**Input data**

···

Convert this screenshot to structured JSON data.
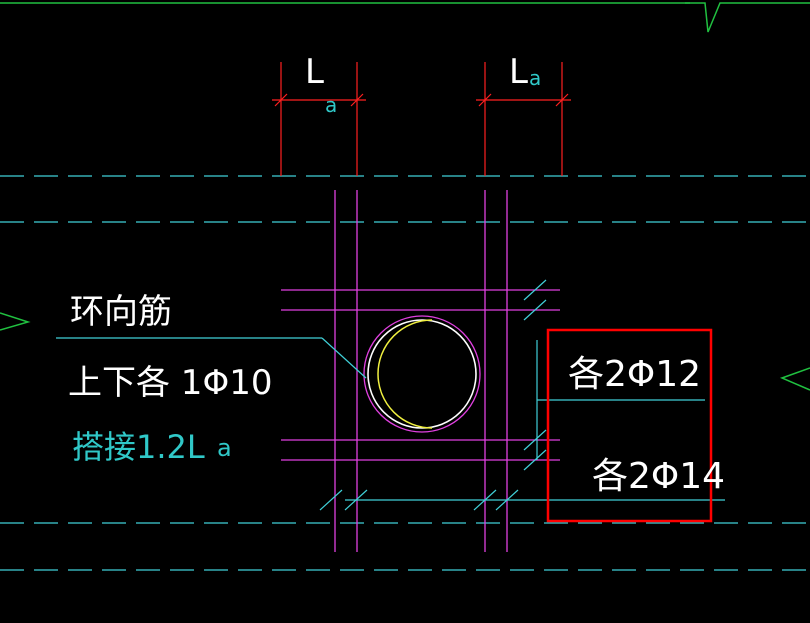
{
  "drawing": {
    "labels": {
      "la_left_main": "L",
      "la_left_sub": "a",
      "la_right_main": "L",
      "la_right_sub": "a",
      "ring_rebar": "环向筋",
      "top_bottom_each": "上下各 1Φ10",
      "lap_main": "搭接1.2L",
      "lap_sub": "a",
      "each_2phi12": "各2Φ12",
      "each_2phi14": "各2Φ14"
    },
    "colors": {
      "background": "#000000",
      "dim_red": "#ff2020",
      "rebar_magenta": "#e040e0",
      "axis_cyan": "#40d0d8",
      "text_white": "#ffffff",
      "text_cyan": "#30c8c8",
      "arc_yellow": "#f0f040",
      "highlight_red": "#ff0000",
      "edge_green": "#20c040"
    }
  }
}
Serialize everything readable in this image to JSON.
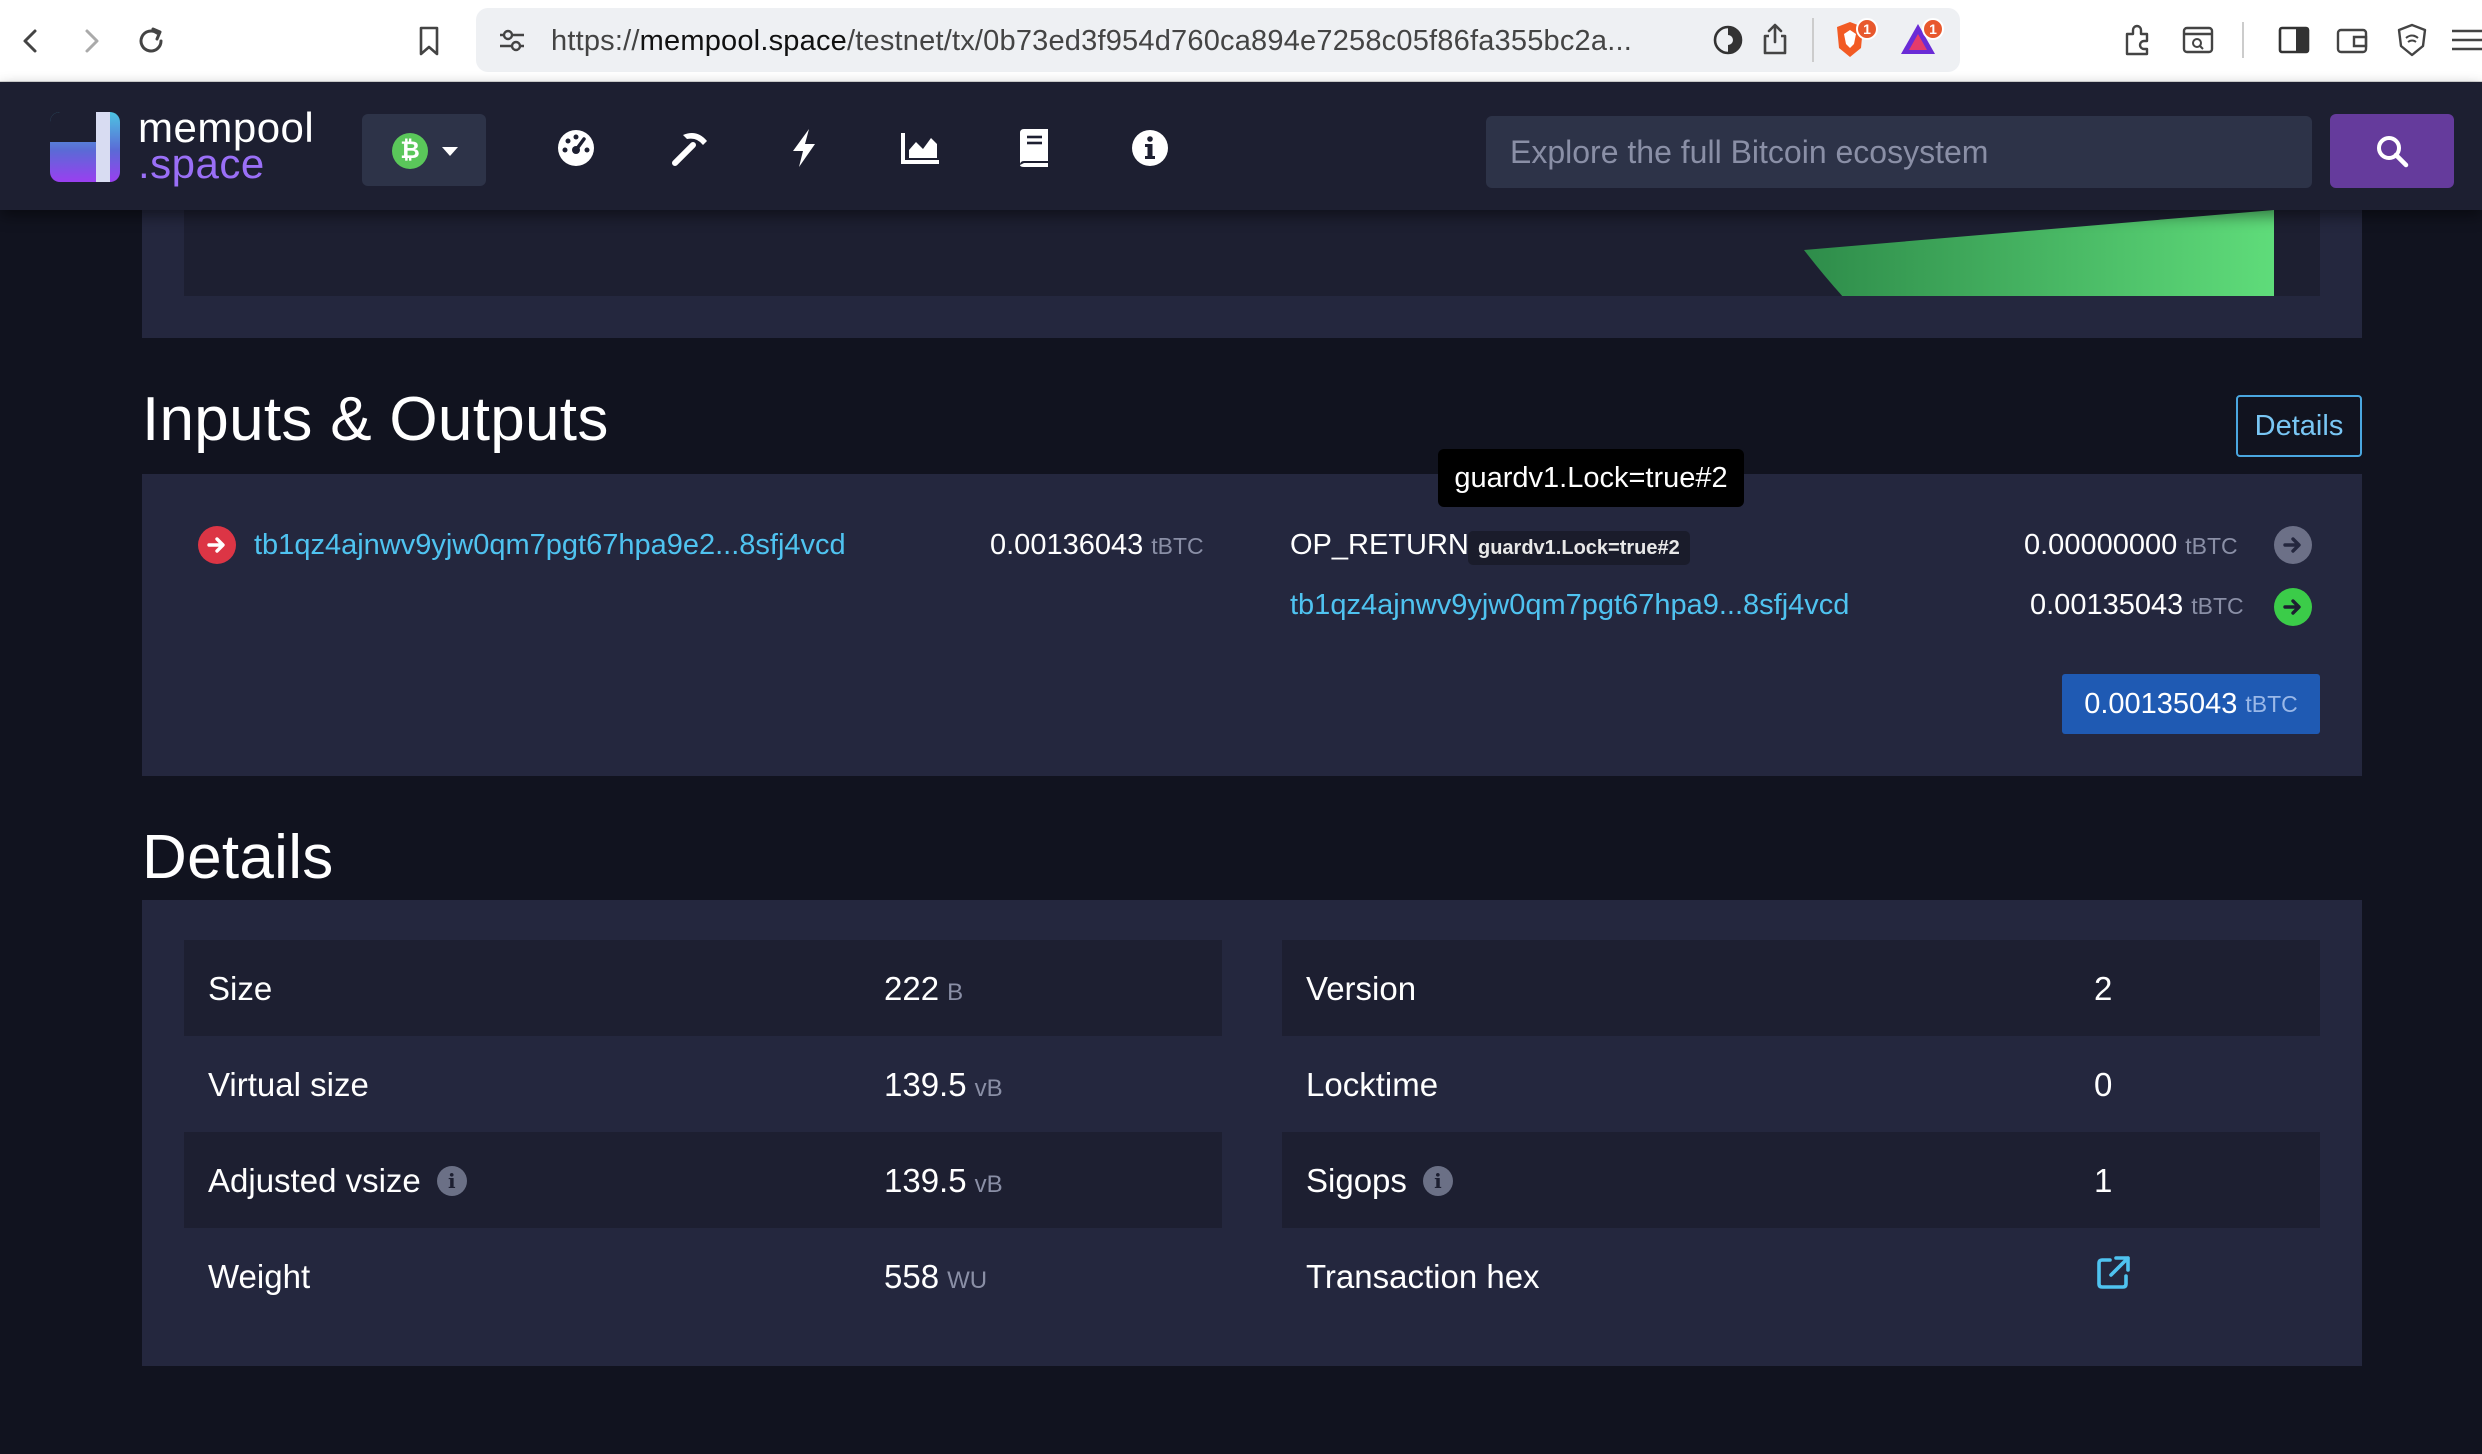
{
  "browser": {
    "url_prefix": "https://",
    "url_host": "mempool.space",
    "url_path": "/testnet/tx/0b73ed3f954d760ca894e7258c05f86fa355bc2a...",
    "brave_badge": "1",
    "rewards_badge": "1"
  },
  "navbar": {
    "logo_line1": "mempool",
    "logo_line2": ".space",
    "network_symbol": "₿",
    "search_placeholder": "Explore the full Bitcoin ecosystem",
    "icons": [
      "dashboard-icon",
      "mining-icon",
      "lightning-icon",
      "graphs-icon",
      "docs-icon",
      "about-icon"
    ]
  },
  "io": {
    "title": "Inputs & Outputs",
    "details_button": "Details",
    "tooltip": "guardv1.Lock=true#2",
    "input": {
      "address": "tb1qz4ajnwv9yjw0qm7pgt67hpa9e2...8sfj4vcd",
      "amount": "0.00136043",
      "unit": "tBTC"
    },
    "outputs": [
      {
        "label": "OP_RETURN",
        "tag": "guardv1.Lock=true#2",
        "amount": "0.00000000",
        "unit": "tBTC"
      },
      {
        "address": "tb1qz4ajnwv9yjw0qm7pgt67hpa9...8sfj4vcd",
        "amount": "0.00135043",
        "unit": "tBTC"
      }
    ],
    "total": {
      "amount": "0.00135043",
      "unit": "tBTC"
    }
  },
  "details": {
    "title": "Details",
    "left": [
      {
        "label": "Size",
        "value": "222",
        "unit": "B"
      },
      {
        "label": "Virtual size",
        "value": "139.5",
        "unit": "vB"
      },
      {
        "label": "Adjusted vsize",
        "value": "139.5",
        "unit": "vB"
      },
      {
        "label": "Weight",
        "value": "558",
        "unit": "WU"
      }
    ],
    "right": [
      {
        "label": "Version",
        "value": "2"
      },
      {
        "label": "Locktime",
        "value": "0"
      },
      {
        "label": "Sigops",
        "value": "1"
      },
      {
        "label": "Transaction hex",
        "value": ""
      }
    ]
  },
  "colors": {
    "background": "#11131f",
    "panel": "#24273e",
    "row_dark": "#1d1f31",
    "link": "#4fc3f0",
    "input_arrow": "#dc3545",
    "output_arrow_spent": "#6c7087",
    "output_arrow_unspent": "#3bcc49",
    "total_pill": "#1f5ab3",
    "search_button": "#653b9c"
  }
}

···

**Aim**
Return the material word for word. Pictures are not part of the copy.

**Solved problem**
Convert this screenshot to structured JSON data.
{
  "drawing": {
    "labels": {
      "la_left_main": "L",
      "la_left_sub": "a",
      "la_right_main": "L",
      "la_right_sub": "a",
      "ring_rebar": "环向筋",
      "top_bottom_each": "上下各 1Φ10",
      "lap_main": "搭接1.2L",
      "lap_sub": "a",
      "each_2phi12": "各2Φ12",
      "each_2phi14": "各2Φ14"
    },
    "colors": {
      "background": "#000000",
      "dim_red": "#ff2020",
      "rebar_magenta": "#e040e0",
      "axis_cyan": "#40d0d8",
      "text_white": "#ffffff",
      "text_cyan": "#30c8c8",
      "arc_yellow": "#f0f040",
      "highlight_red": "#ff0000",
      "edge_green": "#20c040"
    }
  }
}
Serialize everything readable in this image to JSON.
{
  "browser": {
    "url_prefix": "https://",
    "url_host": "mempool.space",
    "url_path": "/testnet/tx/0b73ed3f954d760ca894e7258c05f86fa355bc2a...",
    "brave_badge": "1",
    "rewards_badge": "1"
  },
  "navbar": {
    "logo_line1": "mempool",
    "logo_line2": ".space",
    "network_symbol": "₿",
    "search_placeholder": "Explore the full Bitcoin ecosystem",
    "icons": [
      "dashboard-icon",
      "mining-icon",
      "lightning-icon",
      "graphs-icon",
      "docs-icon",
      "about-icon"
    ]
  },
  "io": {
    "title": "Inputs & Outputs",
    "details_button": "Details",
    "tooltip": "guardv1.Lock=true#2",
    "input": {
      "address": "tb1qz4ajnwv9yjw0qm7pgt67hpa9e2...8sfj4vcd",
      "amount": "0.00136043",
      "unit": "tBTC"
    },
    "outputs": [
      {
        "label": "OP_RETURN",
        "tag": "guardv1.Lock=true#2",
        "amount": "0.00000000",
        "unit": "tBTC"
      },
      {
        "address": "tb1qz4ajnwv9yjw0qm7pgt67hpa9...8sfj4vcd",
        "amount": "0.00135043",
        "unit": "tBTC"
      }
    ],
    "total": {
      "amount": "0.00135043",
      "unit": "tBTC"
    }
  },
  "details": {
    "title": "Details",
    "left": [
      {
        "label": "Size",
        "value": "222",
        "unit": "B"
      },
      {
        "label": "Virtual size",
        "value": "139.5",
        "unit": "vB"
      },
      {
        "label": "Adjusted vsize",
        "value": "139.5",
        "unit": "vB"
      },
      {
        "label": "Weight",
        "value": "558",
        "unit": "WU"
      }
    ],
    "right": [
      {
        "label": "Version",
        "value": "2"
      },
      {
        "label": "Locktime",
        "value": "0"
      },
      {
        "label": "Sigops",
        "value": "1"
      },
      {
        "label": "Transaction hex",
        "value": ""
      }
    ]
  },
  "colors": {
    "background": "#11131f",
    "panel": "#24273e",
    "row_dark": "#1d1f31",
    "link": "#4fc3f0",
    "input_arrow": "#dc3545",
    "output_arrow_spent": "#6c7087",
    "output_arrow_unspent": "#3bcc49",
    "total_pill": "#1f5ab3",
    "search_button": "#653b9c"
  }
}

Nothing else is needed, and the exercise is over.